* Problem statement
Can you transcribe every record below exactly as it appears?

* Dataset
· · · · · · ·
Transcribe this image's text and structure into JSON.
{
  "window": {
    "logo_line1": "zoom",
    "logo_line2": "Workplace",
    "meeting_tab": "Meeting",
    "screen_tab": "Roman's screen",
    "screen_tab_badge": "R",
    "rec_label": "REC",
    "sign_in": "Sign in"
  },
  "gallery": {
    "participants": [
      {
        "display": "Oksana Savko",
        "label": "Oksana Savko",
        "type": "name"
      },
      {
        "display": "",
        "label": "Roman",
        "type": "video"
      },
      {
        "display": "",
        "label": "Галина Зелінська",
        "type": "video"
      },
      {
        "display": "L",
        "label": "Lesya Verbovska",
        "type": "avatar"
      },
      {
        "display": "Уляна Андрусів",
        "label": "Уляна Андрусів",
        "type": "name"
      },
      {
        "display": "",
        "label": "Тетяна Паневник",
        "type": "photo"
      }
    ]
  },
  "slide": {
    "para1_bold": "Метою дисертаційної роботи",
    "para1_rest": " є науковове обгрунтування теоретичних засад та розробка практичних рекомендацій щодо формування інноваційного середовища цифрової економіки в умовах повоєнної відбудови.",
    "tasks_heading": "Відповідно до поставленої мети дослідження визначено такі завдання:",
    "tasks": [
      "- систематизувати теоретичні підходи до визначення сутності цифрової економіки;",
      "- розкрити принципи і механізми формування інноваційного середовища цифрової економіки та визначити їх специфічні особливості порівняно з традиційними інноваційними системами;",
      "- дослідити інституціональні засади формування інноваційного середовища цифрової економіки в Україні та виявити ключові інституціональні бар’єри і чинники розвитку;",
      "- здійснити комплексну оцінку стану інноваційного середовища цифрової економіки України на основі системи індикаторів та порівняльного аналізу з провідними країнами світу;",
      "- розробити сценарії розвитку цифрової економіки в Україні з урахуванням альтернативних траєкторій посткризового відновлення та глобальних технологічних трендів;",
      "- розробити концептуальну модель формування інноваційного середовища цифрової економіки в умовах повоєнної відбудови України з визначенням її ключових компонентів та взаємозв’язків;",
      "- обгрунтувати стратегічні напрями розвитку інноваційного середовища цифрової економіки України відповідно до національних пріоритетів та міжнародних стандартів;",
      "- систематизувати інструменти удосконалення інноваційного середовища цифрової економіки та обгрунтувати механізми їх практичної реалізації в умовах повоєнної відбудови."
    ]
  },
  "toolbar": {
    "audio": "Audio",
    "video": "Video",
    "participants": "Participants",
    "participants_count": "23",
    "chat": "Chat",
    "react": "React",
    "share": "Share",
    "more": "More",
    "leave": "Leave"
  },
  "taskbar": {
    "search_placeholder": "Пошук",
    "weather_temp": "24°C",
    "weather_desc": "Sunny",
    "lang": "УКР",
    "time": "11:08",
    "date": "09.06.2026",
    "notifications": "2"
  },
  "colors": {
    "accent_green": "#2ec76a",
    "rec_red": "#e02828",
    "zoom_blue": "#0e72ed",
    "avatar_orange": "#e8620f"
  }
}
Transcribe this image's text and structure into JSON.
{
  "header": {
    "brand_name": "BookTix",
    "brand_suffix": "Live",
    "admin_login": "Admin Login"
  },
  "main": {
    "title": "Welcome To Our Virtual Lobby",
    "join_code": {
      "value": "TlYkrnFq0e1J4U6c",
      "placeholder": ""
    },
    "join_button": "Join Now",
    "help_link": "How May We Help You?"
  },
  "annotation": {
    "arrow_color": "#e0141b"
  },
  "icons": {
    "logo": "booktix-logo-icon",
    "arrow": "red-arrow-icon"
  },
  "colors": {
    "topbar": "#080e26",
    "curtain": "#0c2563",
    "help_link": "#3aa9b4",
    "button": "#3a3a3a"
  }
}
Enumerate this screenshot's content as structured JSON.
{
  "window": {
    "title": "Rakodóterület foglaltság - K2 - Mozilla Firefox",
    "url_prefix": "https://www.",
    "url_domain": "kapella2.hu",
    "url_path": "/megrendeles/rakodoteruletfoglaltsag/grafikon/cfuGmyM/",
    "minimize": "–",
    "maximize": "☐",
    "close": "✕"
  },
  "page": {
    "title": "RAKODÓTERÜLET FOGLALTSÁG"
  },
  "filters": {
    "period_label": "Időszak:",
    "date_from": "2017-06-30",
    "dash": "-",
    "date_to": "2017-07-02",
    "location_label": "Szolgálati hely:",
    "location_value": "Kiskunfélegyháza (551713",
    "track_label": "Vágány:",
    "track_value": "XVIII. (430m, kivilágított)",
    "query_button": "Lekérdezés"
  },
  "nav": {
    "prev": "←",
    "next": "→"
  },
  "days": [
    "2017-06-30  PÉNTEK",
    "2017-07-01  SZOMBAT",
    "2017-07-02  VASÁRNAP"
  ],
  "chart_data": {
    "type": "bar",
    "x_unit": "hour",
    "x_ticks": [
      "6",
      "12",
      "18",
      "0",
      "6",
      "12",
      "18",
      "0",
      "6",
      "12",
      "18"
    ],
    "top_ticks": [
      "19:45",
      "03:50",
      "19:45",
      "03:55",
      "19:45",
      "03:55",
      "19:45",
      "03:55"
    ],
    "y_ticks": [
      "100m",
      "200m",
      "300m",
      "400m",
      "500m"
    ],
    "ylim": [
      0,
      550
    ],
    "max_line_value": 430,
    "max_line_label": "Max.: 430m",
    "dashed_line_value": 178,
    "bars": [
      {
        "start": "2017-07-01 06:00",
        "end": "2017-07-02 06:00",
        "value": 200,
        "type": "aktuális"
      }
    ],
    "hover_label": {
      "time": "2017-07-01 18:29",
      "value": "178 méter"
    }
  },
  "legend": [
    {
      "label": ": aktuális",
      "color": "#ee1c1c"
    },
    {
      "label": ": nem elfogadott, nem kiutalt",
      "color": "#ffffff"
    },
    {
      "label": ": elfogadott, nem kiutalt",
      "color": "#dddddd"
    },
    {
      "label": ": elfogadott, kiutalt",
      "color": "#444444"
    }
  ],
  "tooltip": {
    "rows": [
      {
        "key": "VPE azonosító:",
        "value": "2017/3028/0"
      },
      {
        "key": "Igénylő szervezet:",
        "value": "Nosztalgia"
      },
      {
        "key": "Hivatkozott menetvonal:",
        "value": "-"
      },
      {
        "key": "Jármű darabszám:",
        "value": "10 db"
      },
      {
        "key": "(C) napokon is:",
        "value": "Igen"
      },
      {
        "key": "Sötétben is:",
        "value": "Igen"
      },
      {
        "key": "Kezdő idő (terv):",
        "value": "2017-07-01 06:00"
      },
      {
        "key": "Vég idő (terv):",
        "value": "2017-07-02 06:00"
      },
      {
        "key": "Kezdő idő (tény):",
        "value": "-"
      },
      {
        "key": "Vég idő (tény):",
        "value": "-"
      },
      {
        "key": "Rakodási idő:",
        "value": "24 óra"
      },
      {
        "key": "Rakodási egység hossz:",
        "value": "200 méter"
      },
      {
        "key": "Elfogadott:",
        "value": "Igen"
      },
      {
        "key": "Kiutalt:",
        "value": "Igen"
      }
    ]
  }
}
· · · · · · ·
* Completed exercise
Transcribe this image's text and structure into JSON.
{
  "window": {
    "logo_line1": "zoom",
    "logo_line2": "Workplace",
    "meeting_tab": "Meeting",
    "screen_tab": "Roman's screen",
    "screen_tab_badge": "R",
    "rec_label": "REC",
    "sign_in": "Sign in"
  },
  "gallery": {
    "participants": [
      {
        "display": "Oksana Savko",
        "label": "Oksana Savko",
        "type": "name"
      },
      {
        "display": "",
        "label": "Roman",
        "type": "video"
      },
      {
        "display": "",
        "label": "Галина Зелінська",
        "type": "video"
      },
      {
        "display": "L",
        "label": "Lesya Verbovska",
        "type": "avatar"
      },
      {
        "display": "Уляна Андрусів",
        "label": "Уляна Андрусів",
        "type": "name"
      },
      {
        "display": "",
        "label": "Тетяна Паневник",
        "type": "photo"
      }
    ]
  },
  "slide": {
    "para1_bold": "Метою дисертаційної роботи",
    "para1_rest": " є науковове обгрунтування теоретичних засад та розробка практичних рекомендацій щодо формування інноваційного середовища цифрової економіки в умовах повоєнної відбудови.",
    "tasks_heading": "Відповідно до поставленої мети дослідження визначено такі завдання:",
    "tasks": [
      "- систематизувати теоретичні підходи до визначення сутності цифрової економіки;",
      "- розкрити принципи і механізми формування інноваційного середовища цифрової економіки та визначити їх специфічні особливості порівняно з традиційними інноваційними системами;",
      "- дослідити інституціональні засади формування інноваційного середовища цифрової економіки в Україні та виявити ключові інституціональні бар’єри і чинники розвитку;",
      "- здійснити комплексну оцінку стану інноваційного середовища цифрової економіки України на основі системи індикаторів та порівняльного аналізу з провідними країнами світу;",
      "- розробити сценарії розвитку цифрової економіки в Україні з урахуванням альтернативних траєкторій посткризового відновлення та глобальних технологічних трендів;",
      "- розробити концептуальну модель формування інноваційного середовища цифрової економіки в умовах повоєнної відбудови України з визначенням її ключових компонентів та взаємозв’язків;",
      "- обгрунтувати стратегічні напрями розвитку інноваційного середовища цифрової економіки України відповідно до національних пріоритетів та міжнародних стандартів;",
      "- систематизувати інструменти удосконалення інноваційного середовища цифрової економіки та обгрунтувати механізми їх практичної реалізації в умовах повоєнної відбудови."
    ]
  },
  "toolbar": {
    "audio": "Audio",
    "video": "Video",
    "participants": "Participants",
    "participants_count": "23",
    "chat": "Chat",
    "react": "React",
    "share": "Share",
    "more": "More",
    "leave": "Leave"
  },
  "taskbar": {
    "search_placeholder": "Пошук",
    "weather_temp": "24°C",
    "weather_desc": "Sunny",
    "lang": "УКР",
    "time": "11:08",
    "date": "09.06.2026",
    "notifications": "2"
  },
  "colors": {
    "accent_green": "#2ec76a",
    "rec_red": "#e02828",
    "zoom_blue": "#0e72ed",
    "avatar_orange": "#e8620f"
  }
}
Transcribe this image's text and structure into JSON.
{
  "header": {
    "brand_name": "BookTix",
    "brand_suffix": "Live",
    "admin_login": "Admin Login"
  },
  "main": {
    "title": "Welcome To Our Virtual Lobby",
    "join_code": {
      "value": "TlYkrnFq0e1J4U6c",
      "placeholder": ""
    },
    "join_button": "Join Now",
    "help_link": "How May We Help You?"
  },
  "annotation": {
    "arrow_color": "#e0141b"
  },
  "icons": {
    "logo": "booktix-logo-icon",
    "arrow": "red-arrow-icon"
  },
  "colors": {
    "topbar": "#080e26",
    "curtain": "#0c2563",
    "help_link": "#3aa9b4",
    "button": "#3a3a3a"
  }
}
Enumerate this screenshot's content as structured JSON.
{
  "window": {
    "title": "Rakodóterület foglaltság - K2 - Mozilla Firefox",
    "url_prefix": "https://www.",
    "url_domain": "kapella2.hu",
    "url_path": "/megrendeles/rakodoteruletfoglaltsag/grafikon/cfuGmyM/",
    "minimize": "–",
    "maximize": "☐",
    "close": "✕"
  },
  "page": {
    "title": "RAKODÓTERÜLET FOGLALTSÁG"
  },
  "filters": {
    "period_label": "Időszak:",
    "date_from": "2017-06-30",
    "dash": "-",
    "date_to": "2017-07-02",
    "location_label": "Szolgálati hely:",
    "location_value": "Kiskunfélegyháza (551713",
    "track_label": "Vágány:",
    "track_value": "XVIII. (430m, kivilágított)",
    "query_button": "Lekérdezés"
  },
  "nav": {
    "prev": "←",
    "next": "→"
  },
  "days": [
    "2017-06-30  PÉNTEK",
    "2017-07-01  SZOMBAT",
    "2017-07-02  VASÁRNAP"
  ],
  "chart_data": {
    "type": "bar",
    "x_unit": "hour",
    "x_ticks": [
      "6",
      "12",
      "18",
      "0",
      "6",
      "12",
      "18",
      "0",
      "6",
      "12",
      "18"
    ],
    "top_ticks": [
      "19:45",
      "03:50",
      "19:45",
      "03:55",
      "19:45",
      "03:55",
      "19:45",
      "03:55"
    ],
    "y_ticks": [
      "100m",
      "200m",
      "300m",
      "400m",
      "500m"
    ],
    "ylim": [
      0,
      550
    ],
    "max_line_value": 430,
    "max_line_label": "Max.: 430m",
    "dashed_line_value": 178,
    "bars": [
      {
        "start": "2017-07-01 06:00",
        "end": "2017-07-02 06:00",
        "value": 200,
        "type": "aktuális"
      }
    ],
    "hover_label": {
      "time": "2017-07-01 18:29",
      "value": "178 méter"
    }
  },
  "legend": [
    {
      "label": ": aktuális",
      "color": "#ee1c1c"
    },
    {
      "label": ": nem elfogadott, nem kiutalt",
      "color": "#ffffff"
    },
    {
      "label": ": elfogadott, nem kiutalt",
      "color": "#dddddd"
    },
    {
      "label": ": elfogadott, kiutalt",
      "color": "#444444"
    }
  ],
  "tooltip": {
    "rows": [
      {
        "key": "VPE azonosító:",
        "value": "2017/3028/0"
      },
      {
        "key": "Igénylő szervezet:",
        "value": "Nosztalgia"
      },
      {
        "key": "Hivatkozott menetvonal:",
        "value": "-"
      },
      {
        "key": "Jármű darabszám:",
        "value": "10 db"
      },
      {
        "key": "(C) napokon is:",
        "value": "Igen"
      },
      {
        "key": "Sötétben is:",
        "value": "Igen"
      },
      {
        "key": "Kezdő idő (terv):",
        "value": "2017-07-01 06:00"
      },
      {
        "key": "Vég idő (terv):",
        "value": "2017-07-02 06:00"
      },
      {
        "key": "Kezdő idő (tény):",
        "value": "-"
      },
      {
        "key": "Vég idő (tény):",
        "value": "-"
      },
      {
        "key": "Rakodási idő:",
        "value": "24 óra"
      },
      {
        "key": "Rakodási egység hossz:",
        "value": "200 méter"
      },
      {
        "key": "Elfogadott:",
        "value": "Igen"
      },
      {
        "key": "Kiutalt:",
        "value": "Igen"
      }
    ]
  }
}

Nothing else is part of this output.